[Dataset entries]
+ + +

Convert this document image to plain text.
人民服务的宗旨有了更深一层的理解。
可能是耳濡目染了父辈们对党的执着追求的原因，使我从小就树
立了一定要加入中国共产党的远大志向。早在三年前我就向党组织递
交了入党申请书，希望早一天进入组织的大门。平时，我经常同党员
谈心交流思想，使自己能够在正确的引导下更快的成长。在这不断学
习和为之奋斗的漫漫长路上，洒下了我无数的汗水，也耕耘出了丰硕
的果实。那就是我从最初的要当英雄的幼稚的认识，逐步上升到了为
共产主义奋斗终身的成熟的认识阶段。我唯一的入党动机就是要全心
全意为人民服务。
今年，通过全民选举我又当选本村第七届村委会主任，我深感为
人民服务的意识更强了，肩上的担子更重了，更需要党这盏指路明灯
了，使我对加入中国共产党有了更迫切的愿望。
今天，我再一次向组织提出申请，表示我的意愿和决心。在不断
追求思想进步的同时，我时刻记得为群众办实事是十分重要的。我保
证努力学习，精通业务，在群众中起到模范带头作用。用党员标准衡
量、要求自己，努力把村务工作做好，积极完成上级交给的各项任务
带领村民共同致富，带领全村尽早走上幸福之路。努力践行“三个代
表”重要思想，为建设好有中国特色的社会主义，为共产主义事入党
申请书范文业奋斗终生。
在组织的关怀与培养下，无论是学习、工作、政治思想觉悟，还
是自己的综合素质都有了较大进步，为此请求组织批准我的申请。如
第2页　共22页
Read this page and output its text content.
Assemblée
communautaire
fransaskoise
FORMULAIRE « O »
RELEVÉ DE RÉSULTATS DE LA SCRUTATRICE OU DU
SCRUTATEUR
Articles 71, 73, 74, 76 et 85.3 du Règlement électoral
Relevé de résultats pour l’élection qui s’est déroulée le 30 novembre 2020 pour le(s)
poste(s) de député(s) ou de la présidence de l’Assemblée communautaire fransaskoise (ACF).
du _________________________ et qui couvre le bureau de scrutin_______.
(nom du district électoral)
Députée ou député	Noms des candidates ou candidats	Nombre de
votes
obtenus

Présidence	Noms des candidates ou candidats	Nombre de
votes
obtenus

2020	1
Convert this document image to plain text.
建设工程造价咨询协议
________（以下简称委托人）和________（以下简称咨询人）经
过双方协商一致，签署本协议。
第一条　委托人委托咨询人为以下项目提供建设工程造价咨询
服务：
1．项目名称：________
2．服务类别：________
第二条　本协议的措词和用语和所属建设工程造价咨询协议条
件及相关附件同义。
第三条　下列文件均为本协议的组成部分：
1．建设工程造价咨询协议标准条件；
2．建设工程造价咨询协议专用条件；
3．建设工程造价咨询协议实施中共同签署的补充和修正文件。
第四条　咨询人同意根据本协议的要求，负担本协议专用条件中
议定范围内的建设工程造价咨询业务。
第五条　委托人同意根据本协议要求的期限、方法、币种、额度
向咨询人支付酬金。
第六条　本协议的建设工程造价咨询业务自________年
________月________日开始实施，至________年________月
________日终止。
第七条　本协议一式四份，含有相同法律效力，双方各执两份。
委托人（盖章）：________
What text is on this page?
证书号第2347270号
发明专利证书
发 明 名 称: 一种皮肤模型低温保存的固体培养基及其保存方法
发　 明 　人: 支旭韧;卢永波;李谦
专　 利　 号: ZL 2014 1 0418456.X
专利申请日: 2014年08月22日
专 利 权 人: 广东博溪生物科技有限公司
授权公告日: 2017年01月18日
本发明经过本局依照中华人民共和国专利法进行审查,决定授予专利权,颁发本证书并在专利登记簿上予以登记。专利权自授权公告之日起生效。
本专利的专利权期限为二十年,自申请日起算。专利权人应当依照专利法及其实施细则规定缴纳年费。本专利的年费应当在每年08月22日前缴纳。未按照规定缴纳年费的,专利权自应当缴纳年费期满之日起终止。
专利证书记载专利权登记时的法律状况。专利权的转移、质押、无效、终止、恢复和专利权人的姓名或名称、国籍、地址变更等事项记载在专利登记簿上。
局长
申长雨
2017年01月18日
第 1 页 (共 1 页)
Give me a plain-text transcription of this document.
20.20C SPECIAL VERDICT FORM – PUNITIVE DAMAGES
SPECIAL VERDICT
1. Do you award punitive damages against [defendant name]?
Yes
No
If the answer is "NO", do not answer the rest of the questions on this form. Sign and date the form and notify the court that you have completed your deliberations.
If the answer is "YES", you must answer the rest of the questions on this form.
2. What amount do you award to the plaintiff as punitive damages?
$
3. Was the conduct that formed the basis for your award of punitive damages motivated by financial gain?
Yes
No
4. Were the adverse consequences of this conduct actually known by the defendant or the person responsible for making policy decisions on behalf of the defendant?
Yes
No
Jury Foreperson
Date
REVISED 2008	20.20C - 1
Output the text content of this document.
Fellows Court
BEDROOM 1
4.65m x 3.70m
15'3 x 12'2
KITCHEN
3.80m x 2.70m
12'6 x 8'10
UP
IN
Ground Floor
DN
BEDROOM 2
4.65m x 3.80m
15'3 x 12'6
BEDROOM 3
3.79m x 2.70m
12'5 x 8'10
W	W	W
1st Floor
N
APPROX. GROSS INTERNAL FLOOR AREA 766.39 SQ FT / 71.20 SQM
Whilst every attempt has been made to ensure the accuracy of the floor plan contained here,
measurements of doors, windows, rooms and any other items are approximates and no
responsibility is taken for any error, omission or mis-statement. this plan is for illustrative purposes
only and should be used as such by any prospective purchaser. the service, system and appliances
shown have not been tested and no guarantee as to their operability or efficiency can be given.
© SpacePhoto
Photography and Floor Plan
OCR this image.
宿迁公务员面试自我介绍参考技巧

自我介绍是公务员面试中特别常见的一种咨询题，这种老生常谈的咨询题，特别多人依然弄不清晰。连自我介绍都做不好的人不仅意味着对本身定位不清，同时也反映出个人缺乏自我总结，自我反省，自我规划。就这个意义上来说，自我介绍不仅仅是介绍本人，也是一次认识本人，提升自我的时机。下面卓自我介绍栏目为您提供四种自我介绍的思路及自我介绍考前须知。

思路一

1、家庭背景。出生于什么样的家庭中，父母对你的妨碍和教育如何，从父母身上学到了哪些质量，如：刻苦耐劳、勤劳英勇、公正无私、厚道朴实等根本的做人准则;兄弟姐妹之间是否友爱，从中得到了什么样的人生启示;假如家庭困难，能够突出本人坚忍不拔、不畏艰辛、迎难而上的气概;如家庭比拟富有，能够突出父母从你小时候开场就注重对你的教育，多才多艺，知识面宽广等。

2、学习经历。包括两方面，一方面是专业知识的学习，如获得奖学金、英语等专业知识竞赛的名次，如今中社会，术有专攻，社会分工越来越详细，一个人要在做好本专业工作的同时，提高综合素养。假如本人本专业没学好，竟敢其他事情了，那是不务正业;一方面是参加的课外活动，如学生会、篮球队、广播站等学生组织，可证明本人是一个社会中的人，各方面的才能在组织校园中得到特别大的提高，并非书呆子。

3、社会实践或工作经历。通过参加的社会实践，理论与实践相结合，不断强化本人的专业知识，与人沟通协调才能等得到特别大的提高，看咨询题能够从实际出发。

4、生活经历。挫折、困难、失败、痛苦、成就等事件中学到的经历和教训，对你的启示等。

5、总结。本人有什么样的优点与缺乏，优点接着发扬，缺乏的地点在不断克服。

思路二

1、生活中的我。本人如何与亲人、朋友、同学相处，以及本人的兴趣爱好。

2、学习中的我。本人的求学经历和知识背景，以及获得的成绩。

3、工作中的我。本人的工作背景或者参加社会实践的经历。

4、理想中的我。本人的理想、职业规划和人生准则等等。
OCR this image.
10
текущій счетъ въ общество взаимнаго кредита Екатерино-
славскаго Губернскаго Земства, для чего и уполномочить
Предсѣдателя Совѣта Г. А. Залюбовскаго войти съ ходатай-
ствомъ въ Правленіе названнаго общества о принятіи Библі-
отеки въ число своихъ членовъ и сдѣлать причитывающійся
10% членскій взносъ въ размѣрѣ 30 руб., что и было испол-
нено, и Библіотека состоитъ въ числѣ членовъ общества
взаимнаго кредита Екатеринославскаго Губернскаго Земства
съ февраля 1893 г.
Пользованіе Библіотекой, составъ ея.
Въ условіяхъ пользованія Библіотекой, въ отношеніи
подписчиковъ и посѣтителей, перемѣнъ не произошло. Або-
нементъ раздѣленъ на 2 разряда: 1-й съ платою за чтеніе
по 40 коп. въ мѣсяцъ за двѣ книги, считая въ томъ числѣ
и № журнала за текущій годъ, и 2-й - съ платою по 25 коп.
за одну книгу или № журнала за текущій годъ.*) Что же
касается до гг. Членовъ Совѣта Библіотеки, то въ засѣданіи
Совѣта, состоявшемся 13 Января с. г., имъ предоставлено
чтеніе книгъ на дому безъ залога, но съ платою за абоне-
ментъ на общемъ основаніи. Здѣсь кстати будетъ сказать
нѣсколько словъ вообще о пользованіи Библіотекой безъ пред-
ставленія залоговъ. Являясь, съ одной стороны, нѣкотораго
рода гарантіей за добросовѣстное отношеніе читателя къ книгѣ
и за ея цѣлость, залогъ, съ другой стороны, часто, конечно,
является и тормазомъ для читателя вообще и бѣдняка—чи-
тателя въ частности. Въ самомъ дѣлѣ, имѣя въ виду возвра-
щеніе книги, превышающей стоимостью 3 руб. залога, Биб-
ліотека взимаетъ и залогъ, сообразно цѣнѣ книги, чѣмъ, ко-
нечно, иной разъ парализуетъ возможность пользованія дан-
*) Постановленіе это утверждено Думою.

+ + +

Your task is to gather every line with the word "залогъ" and copy it.

▶ [Output below]
и за ея цѣлость, залогъ, съ другой стороны, часто, конечно,
ліотека взимаетъ и залогъ, сообразно цѣнѣ книги, чѣмъ, ко-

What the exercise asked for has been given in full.